GOAL:
Word for word, give the material below again, minus any images.

[Saved entries]
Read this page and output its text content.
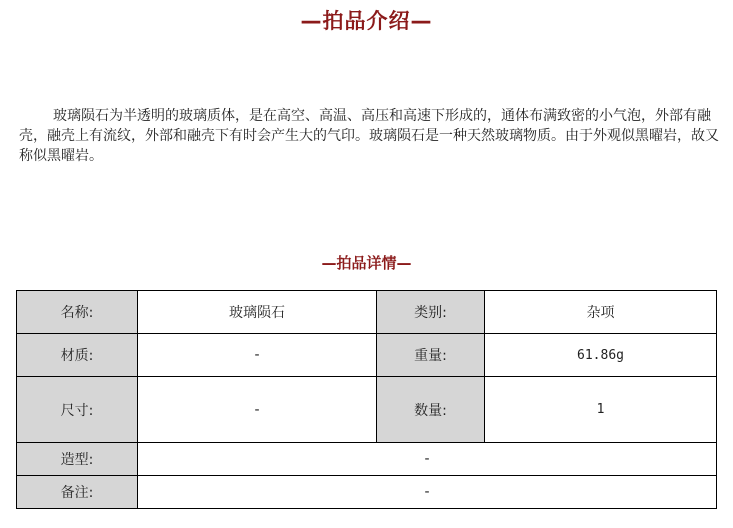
—拍品介绍—

玻璃陨石为半透明的玻璃质体，是在高空、高温、高压和高速下形成的，通体布满致密的小气泡，外部有融壳，融壳上有流纹，外部和融壳下有时会产生大的气印。玻璃陨石是一种天然玻璃物质。由于外观似黑曜岩，故又称似黑曜岩。

—拍品详情—
名称:	玻璃陨石	类别:	杂项
材质:	-	重量:	61.86g
尺寸:	-	数量:	1
造型:	-		
备注:	-		
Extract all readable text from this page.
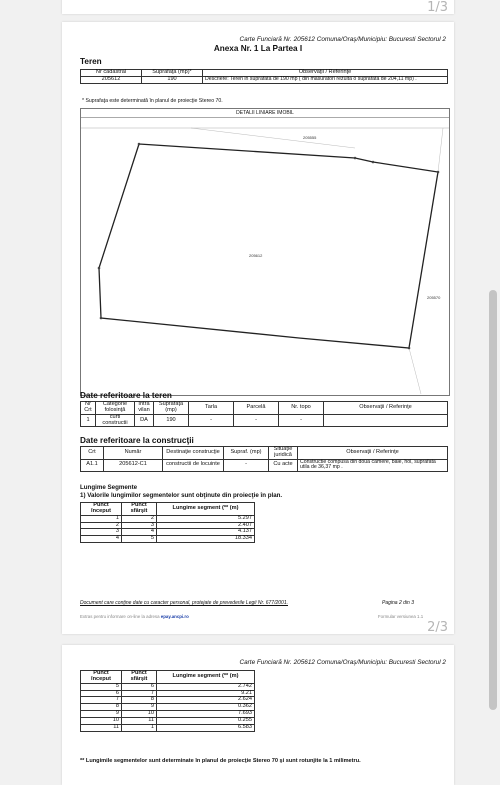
1/3
Carte Funciară Nr. 205612 Comuna/Oraş/Municipiu: Bucuresti Sectorul 2
Anexa Nr. 1 La Partea I
Teren
Nr cadastral	Suprafaţa (mp)*	Observaţii / Referinţe
205612	190	Descriere: Teren in suprafata de 190 mp ( din masuratori rezulta o suprafata de 204,11 mp) .
* Suprafaţa este determinată în planul de proiecţie Stereo 70.
DETALII LINIARE IMOBIL
205612
205555
205570
Date referitoare la teren
Nr Crt	Categorie folosinţă	Intra vilan	Suprafaţa (mp)	Tarla	Parcelă	Nr. topo	Observaţii / Referinţe
1	curti constructii	DA	190	-	-	-	
Date referitoare la construcţii
Crt	Număr	Destinaţie construcţie	Supraf. (mp)	Situaţie juridică	Observaţii / Referinţe
A1.1	205612-C1	constructii de locuinte	-	Cu acte	Constructie compusa din doua camere, baie, hol, suprafata utila de 36,37 mp .
Lungime Segmente
1) Valorile lungimilor segmentelor sunt obţinute din proiecţie în plan.
Punct început	Punct sfârşit	Lungime segment (** (m)
1	2	5.297
2	3	2.407
3	4	4.137
4	5	18.334
Document care conţine date cu caracter personal, protejate de prevederile Legii Nr. 677/2001.	Pagina 2 din 3
Extras pentru informare on-line la adresa epay.ancpi.ro	Formular versiunea 1.1
2/3
Carte Funciară Nr. 205612 Comuna/Oraş/Municipiu: Bucuresti Sectorul 2
Punct început	Punct sfârşit	Lungime segment (** (m)
5	6	2.742
6	7	9.21
7	8	2.624
8	9	0.362
9	10	7.693
10	11	0.255
11	1	6.583
** Lungimile segmentelor sunt determinate în planul de proiecţie Stereo 70 şi sunt rotunjite la 1 milimetru.
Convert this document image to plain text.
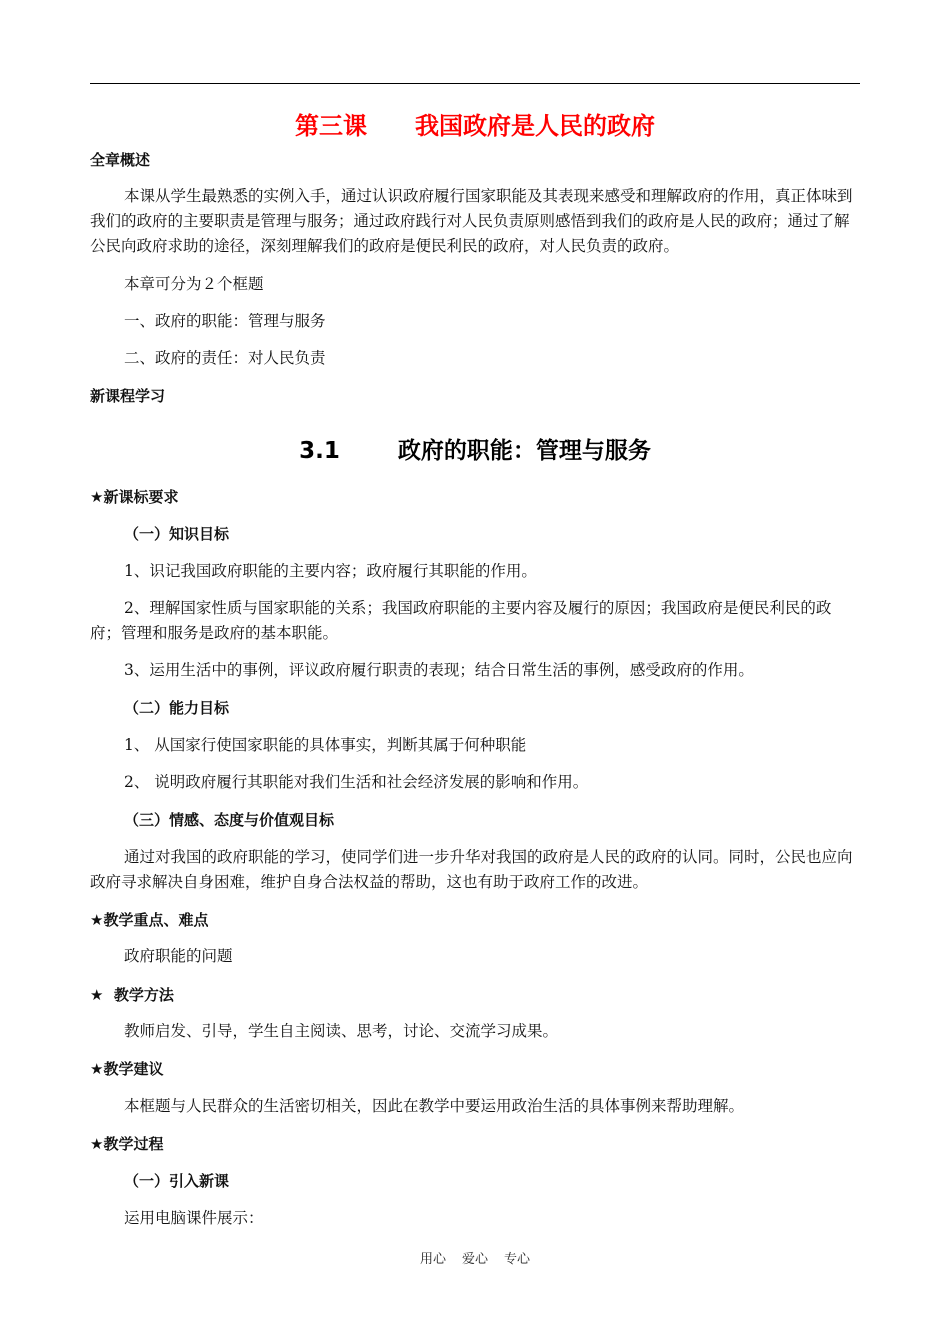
第三课 我国政府是人民的政府
全章概述
本课从学生最熟悉的实例入手，通过认识政府履行国家职能及其表现来感受和理解政府的作用，真正体味到我们的政府的主要职责是管理与服务；通过政府践行对人民负责原则感悟到我们的政府是人民的政府；通过了解公民向政府求助的途径，深刻理解我们的政府是便民利民的政府，对人民负责的政府。
本章可分为２个框题
一、政府的职能：管理与服务
二、政府的责任：对人民负责
新课程学习
3.1	政府的职能：管理与服务
★新课标要求
（一）知识目标
1、识记我国政府职能的主要内容；政府履行其职能的作用。
2、理解国家性质与国家职能的关系；我国政府职能的主要内容及履行的原因；我国政府是便民利民的政府；管理和服务是政府的基本职能。
3、运用生活中的事例，评议政府履行职责的表现；结合日常生活的事例，感受政府的作用。
（二）能力目标
1、 从国家行使国家职能的具体事实，判断其属于何种职能
2、 说明政府履行其职能对我们生活和社会经济发展的影响和作用。
（三）情感、态度与价值观目标
通过对我国的政府职能的学习，使同学们进一步升华对我国的政府是人民的政府的认同。同时，公民也应向政府寻求解决自身困难，维护自身合法权益的帮助，这也有助于政府工作的改进。
★教学重点、难点
政府职能的问题
★  教学方法
教师启发、引导，学生自主阅读、思考，讨论、交流学习成果。
★教学建议
本框题与人民群众的生活密切相关，因此在教学中要运用政治生活的具体事例来帮助理解。
★教学过程
（一）引入新课
运用电脑课件展示：
用心 爱心 专心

WRITTEN SOLUTION:
Read this page and output its text content.
—拍品介绍—

玻璃陨石为半透明的玻璃质体，是在高空、高温、高压和高速下形成的，通体布满致密的小气泡，外部有融壳，融壳上有流纹，外部和融壳下有时会产生大的气印。玻璃陨石是一种天然玻璃物质。由于外观似黑曜岩，故又称似黑曜岩。

—拍品详情—
名称:	玻璃陨石	类别:	杂项
材质:	-	重量:	61.86g
尺寸:	-	数量:	1
造型:	-		
备注:	-		
Extract all readable text from this page.
1/3
Carte Funciară Nr. 205612 Comuna/Oraş/Municipiu: Bucuresti Sectorul 2
Anexa Nr. 1 La Partea I
Teren
Nr cadastral	Suprafaţa (mp)*	Observaţii / Referinţe
205612	190	Descriere: Teren in suprafata de 190 mp ( din masuratori rezulta o suprafata de 204,11 mp) .
* Suprafaţa este determinată în planul de proiecţie Stereo 70.
DETALII LINIARE IMOBIL
205612
205555
205570
Date referitoare la teren
Nr Crt	Categorie folosinţă	Intra vilan	Suprafaţa (mp)	Tarla	Parcelă	Nr. topo	Observaţii / Referinţe
1	curti constructii	DA	190	-	-	-	
Date referitoare la construcţii
Crt	Număr	Destinaţie construcţie	Supraf. (mp)	Situaţie juridică	Observaţii / Referinţe
A1.1	205612-C1	constructii de locuinte	-	Cu acte	Constructie compusa din doua camere, baie, hol, suprafata utila de 36,37 mp .
Lungime Segmente
1) Valorile lungimilor segmentelor sunt obţinute din proiecţie în plan.
Punct început	Punct sfârşit	Lungime segment (** (m)
1	2	5.297
2	3	2.407
3	4	4.137
4	5	18.334
Document care conţine date cu caracter personal, protejate de prevederile Legii Nr. 677/2001.	Pagina 2 din 3
Extras pentru informare on-line la adresa epay.ancpi.ro	Formular versiunea 1.1
2/3
Carte Funciară Nr. 205612 Comuna/Oraş/Municipiu: Bucuresti Sectorul 2
Punct început	Punct sfârşit	Lungime segment (** (m)
5	6	2.742
6	7	9.21
7	8	2.624
8	9	0.362
9	10	7.693
10	11	0.255
11	1	6.583
** Lungimile segmentelor sunt determinate în planul de proiecţie Stereo 70 şi sunt rotunjite la 1 milimetru.
Convert this document image to plain text.
第三课 我国政府是人民的政府
全章概述
本课从学生最熟悉的实例入手，通过认识政府履行国家职能及其表现来感受和理解政府的作用，真正体味到我们的政府的主要职责是管理与服务；通过政府践行对人民负责原则感悟到我们的政府是人民的政府；通过了解公民向政府求助的途径，深刻理解我们的政府是便民利民的政府，对人民负责的政府。
本章可分为２个框题
一、政府的职能：管理与服务
二、政府的责任：对人民负责
新课程学习
3.1	政府的职能：管理与服务
★新课标要求
（一）知识目标
1、识记我国政府职能的主要内容；政府履行其职能的作用。
2、理解国家性质与国家职能的关系；我国政府职能的主要内容及履行的原因；我国政府是便民利民的政府；管理和服务是政府的基本职能。
3、运用生活中的事例，评议政府履行职责的表现；结合日常生活的事例，感受政府的作用。
（二）能力目标
1、 从国家行使国家职能的具体事实，判断其属于何种职能
2、 说明政府履行其职能对我们生活和社会经济发展的影响和作用。
（三）情感、态度与价值观目标
通过对我国的政府职能的学习，使同学们进一步升华对我国的政府是人民的政府的认同。同时，公民也应向政府寻求解决自身困难，维护自身合法权益的帮助，这也有助于政府工作的改进。
★教学重点、难点
政府职能的问题
★  教学方法
教师启发、引导，学生自主阅读、思考，讨论、交流学习成果。
★教学建议
本框题与人民群众的生活密切相关，因此在教学中要运用政治生活的具体事例来帮助理解。
★教学过程
（一）引入新课
运用电脑课件展示：
用心 爱心 专心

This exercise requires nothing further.